What is required: Copy out all lines of the records in which the word "repurchase" appears.

Extracted data:
================================
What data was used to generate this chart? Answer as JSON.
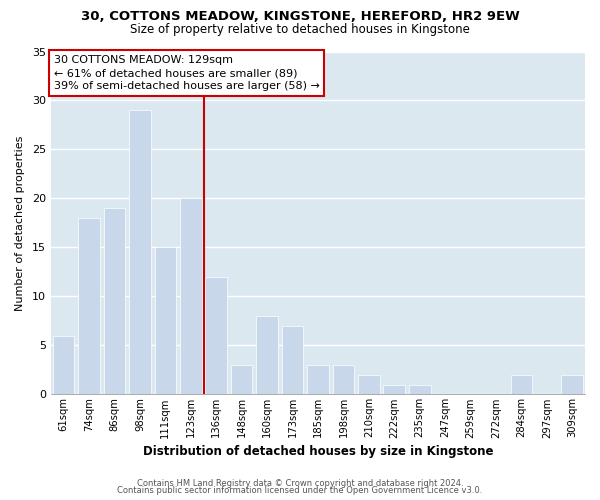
{
  "title": "30, COTTONS MEADOW, KINGSTONE, HEREFORD, HR2 9EW",
  "subtitle": "Size of property relative to detached houses in Kingstone",
  "xlabel": "Distribution of detached houses by size in Kingstone",
  "ylabel": "Number of detached properties",
  "bar_labels": [
    "61sqm",
    "74sqm",
    "86sqm",
    "98sqm",
    "111sqm",
    "123sqm",
    "136sqm",
    "148sqm",
    "160sqm",
    "173sqm",
    "185sqm",
    "198sqm",
    "210sqm",
    "222sqm",
    "235sqm",
    "247sqm",
    "259sqm",
    "272sqm",
    "284sqm",
    "297sqm",
    "309sqm"
  ],
  "bar_values": [
    6,
    18,
    19,
    29,
    15,
    20,
    12,
    3,
    8,
    7,
    3,
    3,
    2,
    1,
    1,
    0,
    0,
    0,
    2,
    0,
    2
  ],
  "bar_color": "#c8d8ea",
  "bar_edge_color": "#ffffff",
  "reference_line_x": 5.5,
  "ylim": [
    0,
    35
  ],
  "yticks": [
    0,
    5,
    10,
    15,
    20,
    25,
    30,
    35
  ],
  "annotation_title": "30 COTTONS MEADOW: 129sqm",
  "annotation_line1": "← 61% of detached houses are smaller (89)",
  "annotation_line2": "39% of semi-detached houses are larger (58) →",
  "annotation_box_color": "#ffffff",
  "annotation_box_edge": "#cc0000",
  "ref_line_color": "#cc0000",
  "plot_bg_color": "#dce8f0",
  "fig_bg_color": "#ffffff",
  "footer1": "Contains HM Land Registry data © Crown copyright and database right 2024.",
  "footer2": "Contains public sector information licensed under the Open Government Licence v3.0."
}
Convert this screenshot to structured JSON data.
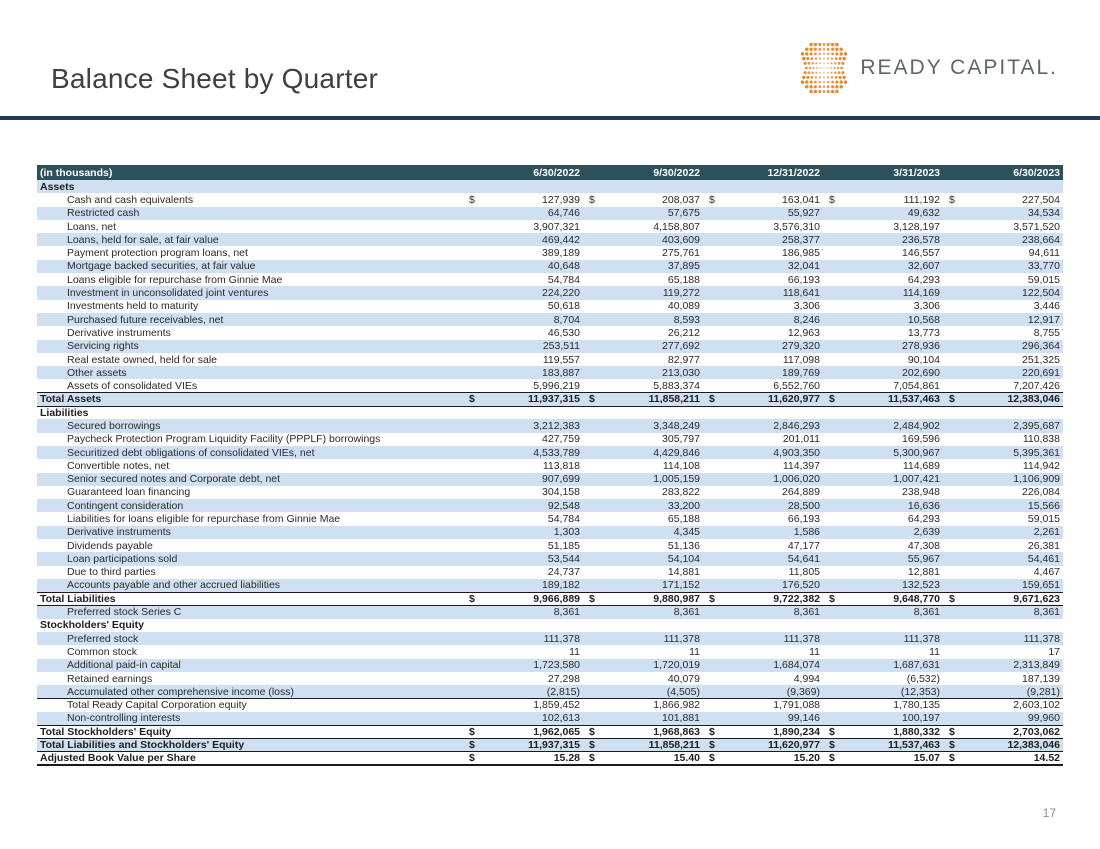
{
  "header": {
    "title": "Balance Sheet by Quarter",
    "logo_text": "READY CAPITAL.",
    "page_number": "17"
  },
  "colors": {
    "header_teal": "#2C515C",
    "row_blue": "#CEE0F1",
    "navy_rule": "#1F3864",
    "logo_orange": "#E6882C",
    "logo_text_gray": "#5C6670",
    "border_dark": "#1A1A1A"
  },
  "table": {
    "unit_label": "(in thousands)",
    "columns": [
      "6/30/2022",
      "9/30/2022",
      "12/31/2022",
      "3/31/2023",
      "6/30/2023"
    ],
    "rows": [
      {
        "label": "Assets",
        "type": "section",
        "shaded": true,
        "indent": false,
        "dollar": false,
        "values": null
      },
      {
        "label": "Cash and cash equivalents",
        "type": "data",
        "shaded": false,
        "indent": true,
        "dollar": true,
        "values": [
          "127,939",
          "208,037",
          "163,041",
          "111,192",
          "227,504"
        ]
      },
      {
        "label": "Restricted cash",
        "type": "data",
        "shaded": true,
        "indent": true,
        "dollar": false,
        "values": [
          "64,746",
          "57,675",
          "55,927",
          "49,632",
          "34,534"
        ]
      },
      {
        "label": "Loans, net",
        "type": "data",
        "shaded": false,
        "indent": true,
        "dollar": false,
        "values": [
          "3,907,321",
          "4,158,807",
          "3,576,310",
          "3,128,197",
          "3,571,520"
        ]
      },
      {
        "label": "Loans, held for sale, at fair value",
        "type": "data",
        "shaded": true,
        "indent": true,
        "dollar": false,
        "values": [
          "469,442",
          "403,609",
          "258,377",
          "236,578",
          "238,664"
        ]
      },
      {
        "label": "Payment protection program loans, net",
        "type": "data",
        "shaded": false,
        "indent": true,
        "dollar": false,
        "values": [
          "389,189",
          "275,761",
          "186,985",
          "146,557",
          "94,611"
        ]
      },
      {
        "label": "Mortgage backed securities, at fair value",
        "type": "data",
        "shaded": true,
        "indent": true,
        "dollar": false,
        "values": [
          "40,648",
          "37,895",
          "32,041",
          "32,607",
          "33,770"
        ]
      },
      {
        "label": "Loans eligible for repurchase from Ginnie Mae",
        "type": "data",
        "shaded": false,
        "indent": true,
        "dollar": false,
        "values": [
          "54,784",
          "65,188",
          "66,193",
          "64,293",
          "59,015"
        ]
      },
      {
        "label": "Investment in unconsolidated joint ventures",
        "type": "data",
        "shaded": true,
        "indent": true,
        "dollar": false,
        "values": [
          "224,220",
          "119,272",
          "118,641",
          "114,169",
          "122,504"
        ]
      },
      {
        "label": "Investments held to maturity",
        "type": "data",
        "shaded": false,
        "indent": true,
        "dollar": false,
        "values": [
          "50,618",
          "40,089",
          "3,306",
          "3,306",
          "3,446"
        ]
      },
      {
        "label": "Purchased future receivables, net",
        "type": "data",
        "shaded": true,
        "indent": true,
        "dollar": false,
        "values": [
          "8,704",
          "8,593",
          "8,246",
          "10,568",
          "12,917"
        ]
      },
      {
        "label": "Derivative instruments",
        "type": "data",
        "shaded": false,
        "indent": true,
        "dollar": false,
        "values": [
          "46,530",
          "26,212",
          "12,963",
          "13,773",
          "8,755"
        ]
      },
      {
        "label": "Servicing rights",
        "type": "data",
        "shaded": true,
        "indent": true,
        "dollar": false,
        "values": [
          "253,511",
          "277,692",
          "279,320",
          "278,936",
          "296,364"
        ]
      },
      {
        "label": "Real estate owned, held for sale",
        "type": "data",
        "shaded": false,
        "indent": true,
        "dollar": false,
        "values": [
          "119,557",
          "82,977",
          "117,098",
          "90,104",
          "251,325"
        ]
      },
      {
        "label": "Other assets",
        "type": "data",
        "shaded": true,
        "indent": true,
        "dollar": false,
        "values": [
          "183,887",
          "213,030",
          "189,769",
          "202,690",
          "220,691"
        ]
      },
      {
        "label": "Assets of consolidated VIEs",
        "type": "data",
        "shaded": false,
        "indent": true,
        "dollar": false,
        "values": [
          "5,996,219",
          "5,883,374",
          "6,552,760",
          "7,054,861",
          "7,207,426"
        ]
      },
      {
        "label": "Total Assets",
        "type": "total",
        "shaded": true,
        "indent": false,
        "dollar": true,
        "border_top": true,
        "border_bottom": true,
        "values": [
          "11,937,315",
          "11,858,211",
          "11,620,977",
          "11,537,463",
          "12,383,046"
        ]
      },
      {
        "label": "Liabilities",
        "type": "section",
        "shaded": false,
        "indent": false,
        "dollar": false,
        "values": null
      },
      {
        "label": "Secured borrowings",
        "type": "data",
        "shaded": true,
        "indent": true,
        "dollar": false,
        "values": [
          "3,212,383",
          "3,348,249",
          "2,846,293",
          "2,484,902",
          "2,395,687"
        ]
      },
      {
        "label": "Paycheck Protection Program Liquidity Facility (PPPLF) borrowings",
        "type": "data",
        "shaded": false,
        "indent": true,
        "dollar": false,
        "values": [
          "427,759",
          "305,797",
          "201,011",
          "169,596",
          "110,838"
        ]
      },
      {
        "label": "Securitized debt obligations of consolidated VIEs, net",
        "type": "data",
        "shaded": true,
        "indent": true,
        "dollar": false,
        "values": [
          "4,533,789",
          "4,429,846",
          "4,903,350",
          "5,300,967",
          "5,395,361"
        ]
      },
      {
        "label": "Convertible notes, net",
        "type": "data",
        "shaded": false,
        "indent": true,
        "dollar": false,
        "values": [
          "113,818",
          "114,108",
          "114,397",
          "114,689",
          "114,942"
        ]
      },
      {
        "label": "Senior secured notes and Corporate debt, net",
        "type": "data",
        "shaded": true,
        "indent": true,
        "dollar": false,
        "values": [
          "907,699",
          "1,005,159",
          "1,006,020",
          "1,007,421",
          "1,106,909"
        ]
      },
      {
        "label": "Guaranteed loan financing",
        "type": "data",
        "shaded": false,
        "indent": true,
        "dollar": false,
        "values": [
          "304,158",
          "283,822",
          "264,889",
          "238,948",
          "226,084"
        ]
      },
      {
        "label": "Contingent consideration",
        "type": "data",
        "shaded": true,
        "indent": true,
        "dollar": false,
        "values": [
          "92,548",
          "33,200",
          "28,500",
          "16,636",
          "15,566"
        ]
      },
      {
        "label": "Liabilities for loans eligible for repurchase from Ginnie Mae",
        "type": "data",
        "shaded": false,
        "indent": true,
        "dollar": false,
        "values": [
          "54,784",
          "65,188",
          "66,193",
          "64,293",
          "59,015"
        ]
      },
      {
        "label": "Derivative instruments",
        "type": "data",
        "shaded": true,
        "indent": true,
        "dollar": false,
        "values": [
          "1,303",
          "4,345",
          "1,586",
          "2,639",
          "2,261"
        ]
      },
      {
        "label": "Dividends payable",
        "type": "data",
        "shaded": false,
        "indent": true,
        "dollar": false,
        "values": [
          "51,185",
          "51,136",
          "47,177",
          "47,308",
          "26,381"
        ]
      },
      {
        "label": "Loan participations sold",
        "type": "data",
        "shaded": true,
        "indent": true,
        "dollar": false,
        "values": [
          "53,544",
          "54,104",
          "54,641",
          "55,967",
          "54,461"
        ]
      },
      {
        "label": "Due to third parties",
        "type": "data",
        "shaded": false,
        "indent": true,
        "dollar": false,
        "values": [
          "24,737",
          "14,881",
          "11,805",
          "12,881",
          "4,467"
        ]
      },
      {
        "label": "Accounts payable and other accrued liabilities",
        "type": "data",
        "shaded": true,
        "indent": true,
        "dollar": false,
        "values": [
          "189,182",
          "171,152",
          "176,520",
          "132,523",
          "159,651"
        ]
      },
      {
        "label": "Total Liabilities",
        "type": "total",
        "shaded": false,
        "indent": false,
        "dollar": true,
        "border_top": true,
        "border_bottom": true,
        "values": [
          "9,966,889",
          "9,880,987",
          "9,722,382",
          "9,648,770",
          "9,671,623"
        ]
      },
      {
        "label": "Preferred stock Series C",
        "type": "data",
        "shaded": true,
        "indent": true,
        "dollar": false,
        "values": [
          "8,361",
          "8,361",
          "8,361",
          "8,361",
          "8,361"
        ]
      },
      {
        "label": "Stockholders' Equity",
        "type": "section",
        "shaded": false,
        "indent": false,
        "dollar": false,
        "values": null
      },
      {
        "label": "Preferred stock",
        "type": "data",
        "shaded": true,
        "indent": true,
        "dollar": false,
        "values": [
          "111,378",
          "111,378",
          "111,378",
          "111,378",
          "111,378"
        ]
      },
      {
        "label": "Common stock",
        "type": "data",
        "shaded": false,
        "indent": true,
        "dollar": false,
        "values": [
          "11",
          "11",
          "11",
          "11",
          "17"
        ]
      },
      {
        "label": "Additional paid-in capital",
        "type": "data",
        "shaded": true,
        "indent": true,
        "dollar": false,
        "values": [
          "1,723,580",
          "1,720,019",
          "1,684,074",
          "1,687,631",
          "2,313,849"
        ]
      },
      {
        "label": "Retained earnings",
        "type": "data",
        "shaded": false,
        "indent": true,
        "dollar": false,
        "values": [
          "27,298",
          "40,079",
          "4,994",
          "(6,532)",
          "187,139"
        ]
      },
      {
        "label": "Accumulated other comprehensive income (loss)",
        "type": "data",
        "shaded": true,
        "indent": true,
        "dollar": false,
        "border_bottom": true,
        "values": [
          "(2,815)",
          "(4,505)",
          "(9,369)",
          "(12,353)",
          "(9,281)"
        ]
      },
      {
        "label": "Total Ready Capital Corporation equity",
        "type": "data",
        "shaded": false,
        "indent": true,
        "dollar": false,
        "values": [
          "1,859,452",
          "1,866,982",
          "1,791,088",
          "1,780,135",
          "2,603,102"
        ]
      },
      {
        "label": "Non-controlling interests",
        "type": "data",
        "shaded": true,
        "indent": true,
        "dollar": false,
        "values": [
          "102,613",
          "101,881",
          "99,146",
          "100,197",
          "99,960"
        ]
      },
      {
        "label": "Total Stockholders' Equity",
        "type": "total",
        "shaded": false,
        "indent": false,
        "dollar": true,
        "border_top": true,
        "border_bottom": true,
        "values": [
          "1,962,065",
          "1,968,863",
          "1,890,234",
          "1,880,332",
          "2,703,062"
        ]
      },
      {
        "label": "Total Liabilities and Stockholders' Equity",
        "type": "total",
        "shaded": true,
        "indent": false,
        "dollar": true,
        "border_bottom": true,
        "values": [
          "11,937,315",
          "11,858,211",
          "11,620,977",
          "11,537,463",
          "12,383,046"
        ]
      },
      {
        "label": "Adjusted Book Value per Share",
        "type": "total",
        "shaded": false,
        "indent": false,
        "dollar": true,
        "thick_bottom": true,
        "values": [
          "15.28",
          "15.40",
          "15.20",
          "15.07",
          "14.52"
        ]
      }
    ]
  }
}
================================
Solution to the exercise:
        "label": "Loans eligible for repurchase from Ginnie Mae",
        "label": "Liabilities for loans eligible for repurchase from Ginnie Mae",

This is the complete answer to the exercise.